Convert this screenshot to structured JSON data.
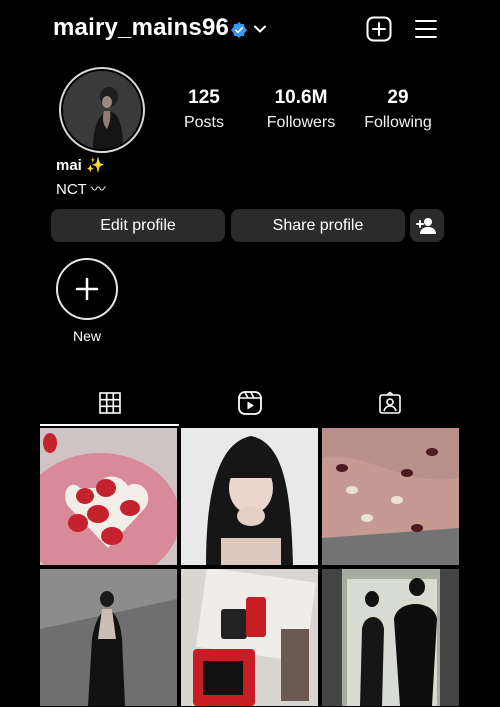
{
  "header": {
    "username": "mairy_mains96",
    "icons": [
      "verified-badge-icon",
      "chevron-down-icon",
      "create-post-icon",
      "menu-icon"
    ]
  },
  "profile": {
    "stats": [
      {
        "value": "125",
        "label": "Posts"
      },
      {
        "value": "10.6M",
        "label": "Followers"
      },
      {
        "value": "29",
        "label": "Following"
      }
    ],
    "bio_name": "mai ✨",
    "bio_line": "NCT 〰"
  },
  "actions": {
    "edit_label": "Edit profile",
    "share_label": "Share profile",
    "add_icon": "add-person-icon"
  },
  "highlights": {
    "new_label": "New"
  },
  "tabs": [
    {
      "icon": "grid-icon",
      "active": true
    },
    {
      "icon": "reels-icon",
      "active": false
    },
    {
      "icon": "tagged-icon",
      "active": false
    }
  ],
  "posts": [
    {
      "subject": "strawberry heart cake"
    },
    {
      "subject": "girl with black hair selfie"
    },
    {
      "subject": "painted nails"
    },
    {
      "subject": "woman in black dress"
    },
    {
      "subject": "perfume bottles and magazine"
    },
    {
      "subject": "couple in black outfits"
    }
  ],
  "colors": {
    "background": "#000000",
    "button_bg": "#2b2b2b",
    "verified": "#3897f0"
  }
}
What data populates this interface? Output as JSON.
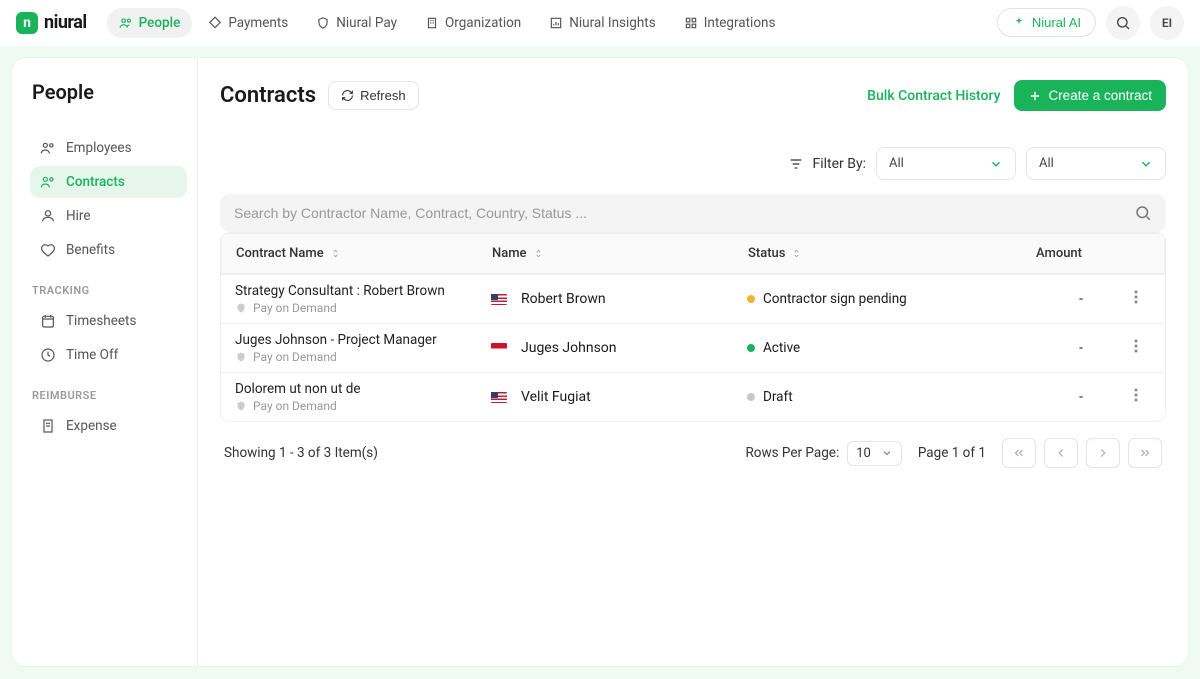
{
  "brand": {
    "name": "niural"
  },
  "topnav": [
    {
      "label": "People",
      "active": true
    },
    {
      "label": "Payments"
    },
    {
      "label": "Niural Pay"
    },
    {
      "label": "Organization"
    },
    {
      "label": "Niural Insights"
    },
    {
      "label": "Integrations"
    }
  ],
  "ai_button": "Niural AI",
  "avatar": "EI",
  "sidebar": {
    "title": "People",
    "main": [
      {
        "label": "Employees"
      },
      {
        "label": "Contracts",
        "active": true
      },
      {
        "label": "Hire"
      },
      {
        "label": "Benefits"
      }
    ],
    "tracking_label": "TRACKING",
    "tracking": [
      {
        "label": "Timesheets"
      },
      {
        "label": "Time Off"
      }
    ],
    "reimburse_label": "REIMBURSE",
    "reimburse": [
      {
        "label": "Expense"
      }
    ]
  },
  "page": {
    "title": "Contracts",
    "refresh": "Refresh",
    "bulk_history": "Bulk Contract History",
    "create_btn": "Create a contract"
  },
  "filter": {
    "label": "Filter By:",
    "select1": "All",
    "select2": "All"
  },
  "search": {
    "placeholder": "Search by Contractor Name, Contract, Country, Status ..."
  },
  "columns": {
    "contract": "Contract Name",
    "name": "Name",
    "status": "Status",
    "amount": "Amount"
  },
  "rows": [
    {
      "contract": "Strategy Consultant : Robert Brown",
      "sub": "Pay on Demand",
      "flag": "us",
      "name": "Robert Brown",
      "status": "Contractor sign pending",
      "status_color": "#f0b429",
      "amount": "-"
    },
    {
      "contract": "Juges Johnson - Project Manager",
      "sub": "Pay on Demand",
      "flag": "id",
      "name": "Juges Johnson",
      "status": "Active",
      "status_color": "#19b35a",
      "amount": "-"
    },
    {
      "contract": "Dolorem ut non ut de",
      "sub": "Pay on Demand",
      "flag": "us",
      "name": "Velit Fugiat",
      "status": "Draft",
      "status_color": "#c8c8c8",
      "amount": "-"
    }
  ],
  "footer": {
    "showing": "Showing 1 - 3 of 3 Item(s)",
    "rpp_label": "Rows Per Page:",
    "rpp_value": "10",
    "page_of": "Page 1 of 1"
  }
}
..........
*EXERCISE DESCRIPTION*.
Copy down every line of the entries containing the word "Brown".

*FINAL ANSWER*.
      "contract": "Strategy Consultant : Robert Brown",
      "name": "Robert Brown",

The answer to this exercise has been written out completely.